─── RECORDS FOR THIS TASK ───

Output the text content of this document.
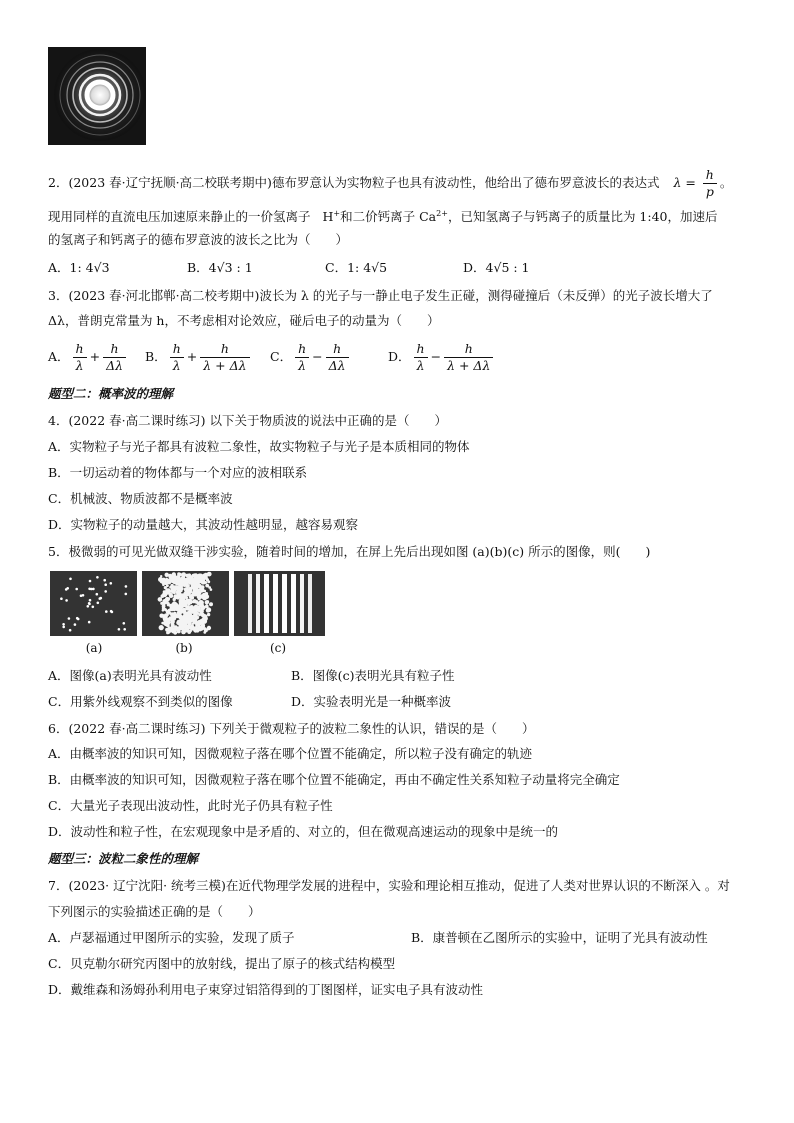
2．(2023 春·辽宁抚顺·高二校联考期中)德布罗意认为实物粒子也具有波动性，他给出了德布罗意波长的表达式 $\lambda = \frac{h}{p}$ 。
现用同样的直流电压加速原来静止的一价氢离子 H+和二价钙离子 $Ca^{2+}$，已知氢离子与钙离子的质量比为 1:40，加速后
的氢离子和钙离子的德布罗意波的波长之比为（　　）
A．1: 4√3	B．4√3 : 1	C．1: 4√5	D．4√5 : 1
3．(2023 春·河北邯郸·高二校考期中)波长为 λ 的光子与一静止电子发生正碰，测得碰撞后（未反弹）的光子波长增大了
Δλ，普朗克常量为 h，不考虑相对论效应，碰后电子的动量为（　　）
A． $\frac{h}{\lambda} + \frac{h}{\Delta\lambda}$ B． $\frac{h}{\lambda} + \frac{h}{\lambda + \Delta\lambda}$ C． $\frac{h}{\lambda} - \frac{h}{\Delta\lambda}$	D． $\frac{h}{\lambda} - \frac{h}{\lambda + \Delta\lambda}$
题型二：概率波的理解
4．(2022 春·高二课时练习) 以下关于物质波的说法中正确的是（　　）
A．实物粒子与光子都具有波粒二象性，故实物粒子与光子是本质相同的物体
B．一切运动着的物体都与一个对应的波相联系
C．机械波、物质波都不是概率波
D．实物粒子的动量越大，其波动性越明显，越容易观察
5．极微弱的可见光做双缝干涉实验，随着时间的增加，在屏上先后出现如图 (a)(b)(c) 所示的图像，则(　　)
(a)	(b)	(c)
A．图像(a)表明光具有波动性	B．图像(c)表明光具有粒子性
C．用紫外线观察不到类似的图像	D．实验表明光是一种概率波
6．(2022 春·高二课时练习) 下列关于微观粒子的波粒二象性的认识，错误的是（　　）
A．由概率波的知识可知，因微观粒子落在哪个位置不能确定，所以粒子没有确定的轨迹
B．由概率波的知识可知，因微观粒子落在哪个位置不能确定，再由不确定性关系知粒子动量将完全确定
C．大量光子表现出波动性，此时光子仍具有粒子性
D．波动性和粒子性，在宏观现象中是矛盾的、对立的，但在微观高速运动的现象中是统一的
题型三：波粒二象性的理解
7．(2023· 辽宁沈阳· 统考三模)在近代物理学发展的进程中，实验和理论相互推动，促进了人类对世界认识的不断深入 。对
下列图示的实验描述正确的是（　　）
A．卢瑟福通过甲图所示的实验，发现了质子	B．康普顿在乙图所示的实验中，证明了光具有波动性
C．贝克勒尔研究丙图中的放射线，提出了原子的核式结构模型
D．戴维森和汤姆孙利用电子束穿过铝箔得到的丁图图样，证实电子具有波动性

───

- **DO THIS**
Omitting all images, print the listing exactly.

- **EXPECTED OUTPUT**
Output the text content of this document.
2．(2023 春·辽宁抚顺·高二校联考期中)德布罗意认为实物粒子也具有波动性，他给出了德布罗意波长的表达式 $\lambda = \frac{h}{p}$ 。
现用同样的直流电压加速原来静止的一价氢离子 H+和二价钙离子 $Ca^{2+}$，已知氢离子与钙离子的质量比为 1:40，加速后
的氢离子和钙离子的德布罗意波的波长之比为（　　）
A．1: 4√3	B．4√3 : 1	C．1: 4√5	D．4√5 : 1
3．(2023 春·河北邯郸·高二校考期中)波长为 λ 的光子与一静止电子发生正碰，测得碰撞后（未反弹）的光子波长增大了
Δλ，普朗克常量为 h，不考虑相对论效应，碰后电子的动量为（　　）
A． $\frac{h}{\lambda} + \frac{h}{\Delta\lambda}$ B． $\frac{h}{\lambda} + \frac{h}{\lambda + \Delta\lambda}$ C． $\frac{h}{\lambda} - \frac{h}{\Delta\lambda}$	D． $\frac{h}{\lambda} - \frac{h}{\lambda + \Delta\lambda}$
题型二：概率波的理解
4．(2022 春·高二课时练习) 以下关于物质波的说法中正确的是（　　）
A．实物粒子与光子都具有波粒二象性，故实物粒子与光子是本质相同的物体
B．一切运动着的物体都与一个对应的波相联系
C．机械波、物质波都不是概率波
D．实物粒子的动量越大，其波动性越明显，越容易观察
5．极微弱的可见光做双缝干涉实验，随着时间的增加，在屏上先后出现如图 (a)(b)(c) 所示的图像，则(　　)
(a)	(b)	(c)
A．图像(a)表明光具有波动性	B．图像(c)表明光具有粒子性
C．用紫外线观察不到类似的图像	D．实验表明光是一种概率波
6．(2022 春·高二课时练习) 下列关于微观粒子的波粒二象性的认识，错误的是（　　）
A．由概率波的知识可知，因微观粒子落在哪个位置不能确定，所以粒子没有确定的轨迹
B．由概率波的知识可知，因微观粒子落在哪个位置不能确定，再由不确定性关系知粒子动量将完全确定
C．大量光子表现出波动性，此时光子仍具有粒子性
D．波动性和粒子性，在宏观现象中是矛盾的、对立的，但在微观高速运动的现象中是统一的
题型三：波粒二象性的理解
7．(2023· 辽宁沈阳· 统考三模)在近代物理学发展的进程中，实验和理论相互推动，促进了人类对世界认识的不断深入 。对
下列图示的实验描述正确的是（　　）
A．卢瑟福通过甲图所示的实验，发现了质子	B．康普顿在乙图所示的实验中，证明了光具有波动性
C．贝克勒尔研究丙图中的放射线，提出了原子的核式结构模型
D．戴维森和汤姆孙利用电子束穿过铝箔得到的丁图图样，证实电子具有波动性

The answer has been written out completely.